● **RECORDS PROVIDED**:
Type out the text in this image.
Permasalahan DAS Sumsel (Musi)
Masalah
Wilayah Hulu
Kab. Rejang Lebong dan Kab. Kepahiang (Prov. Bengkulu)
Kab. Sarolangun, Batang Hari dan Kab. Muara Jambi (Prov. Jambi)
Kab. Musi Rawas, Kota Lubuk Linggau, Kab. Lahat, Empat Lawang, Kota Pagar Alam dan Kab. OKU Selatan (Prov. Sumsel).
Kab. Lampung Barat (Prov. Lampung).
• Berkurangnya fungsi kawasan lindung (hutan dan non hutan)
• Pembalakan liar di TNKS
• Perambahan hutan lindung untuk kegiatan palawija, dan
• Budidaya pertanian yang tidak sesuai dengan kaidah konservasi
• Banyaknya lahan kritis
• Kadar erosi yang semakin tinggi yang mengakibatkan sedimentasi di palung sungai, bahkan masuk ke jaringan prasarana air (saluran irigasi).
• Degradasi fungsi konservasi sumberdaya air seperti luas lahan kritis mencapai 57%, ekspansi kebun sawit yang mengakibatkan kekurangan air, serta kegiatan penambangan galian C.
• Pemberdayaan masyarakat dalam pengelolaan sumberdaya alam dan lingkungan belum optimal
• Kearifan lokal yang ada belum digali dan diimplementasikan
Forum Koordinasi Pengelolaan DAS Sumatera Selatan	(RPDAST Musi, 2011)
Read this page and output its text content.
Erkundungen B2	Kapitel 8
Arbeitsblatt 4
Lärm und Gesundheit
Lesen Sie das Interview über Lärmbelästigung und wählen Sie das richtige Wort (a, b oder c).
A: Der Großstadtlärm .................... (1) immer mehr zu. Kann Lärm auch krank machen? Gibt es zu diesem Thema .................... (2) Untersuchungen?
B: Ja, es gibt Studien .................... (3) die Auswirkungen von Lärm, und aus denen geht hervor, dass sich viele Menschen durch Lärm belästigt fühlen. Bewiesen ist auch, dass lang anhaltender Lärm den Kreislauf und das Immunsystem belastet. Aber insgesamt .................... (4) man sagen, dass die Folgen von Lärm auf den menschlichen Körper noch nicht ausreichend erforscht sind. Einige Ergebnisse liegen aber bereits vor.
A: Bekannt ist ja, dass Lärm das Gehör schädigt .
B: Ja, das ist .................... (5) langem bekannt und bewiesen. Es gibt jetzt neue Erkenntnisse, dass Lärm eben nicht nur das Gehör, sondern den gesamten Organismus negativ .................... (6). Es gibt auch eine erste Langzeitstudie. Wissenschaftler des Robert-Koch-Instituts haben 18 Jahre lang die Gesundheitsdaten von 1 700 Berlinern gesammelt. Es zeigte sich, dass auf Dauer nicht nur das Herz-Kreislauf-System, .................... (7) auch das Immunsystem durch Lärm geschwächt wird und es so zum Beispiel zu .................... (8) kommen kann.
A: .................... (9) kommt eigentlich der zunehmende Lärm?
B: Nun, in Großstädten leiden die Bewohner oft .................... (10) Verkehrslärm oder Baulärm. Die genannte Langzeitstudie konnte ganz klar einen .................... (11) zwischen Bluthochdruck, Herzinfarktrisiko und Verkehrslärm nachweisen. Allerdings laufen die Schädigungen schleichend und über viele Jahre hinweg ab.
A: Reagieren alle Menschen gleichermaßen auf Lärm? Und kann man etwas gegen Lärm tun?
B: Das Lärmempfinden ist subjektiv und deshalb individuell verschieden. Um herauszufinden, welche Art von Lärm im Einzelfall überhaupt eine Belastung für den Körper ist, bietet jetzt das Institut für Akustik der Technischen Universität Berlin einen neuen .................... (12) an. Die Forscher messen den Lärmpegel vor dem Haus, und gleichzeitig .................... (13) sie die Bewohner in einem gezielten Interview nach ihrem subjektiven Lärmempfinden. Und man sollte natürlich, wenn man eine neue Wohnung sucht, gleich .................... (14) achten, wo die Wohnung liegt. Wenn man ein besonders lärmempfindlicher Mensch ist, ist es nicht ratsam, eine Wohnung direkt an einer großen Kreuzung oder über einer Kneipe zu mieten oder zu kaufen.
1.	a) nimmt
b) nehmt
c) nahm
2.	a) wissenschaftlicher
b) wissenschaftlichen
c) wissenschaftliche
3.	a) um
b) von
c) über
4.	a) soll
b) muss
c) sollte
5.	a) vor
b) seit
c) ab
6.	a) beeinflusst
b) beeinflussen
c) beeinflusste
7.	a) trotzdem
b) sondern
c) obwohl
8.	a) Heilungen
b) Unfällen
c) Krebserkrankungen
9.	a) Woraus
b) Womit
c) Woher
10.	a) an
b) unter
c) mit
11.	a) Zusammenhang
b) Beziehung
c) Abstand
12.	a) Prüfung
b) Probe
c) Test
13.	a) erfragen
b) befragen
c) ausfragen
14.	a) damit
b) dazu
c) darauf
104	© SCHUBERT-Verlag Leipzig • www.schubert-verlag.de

● **TASK DIRECTIONS**:
Which lines contain "fungsi"? Copy each of them out.

● **OUTPUT BELOW**:
• Berkurangnya fungsi kawasan lindung (hutan dan non hutan)
• Degradasi fungsi konservasi sumberdaya air seperti luas lahan kritis mencapai 57%, ekspansi kebun sawit yang mengakibatkan kekurangan air, serta kegiatan penambangan galian C.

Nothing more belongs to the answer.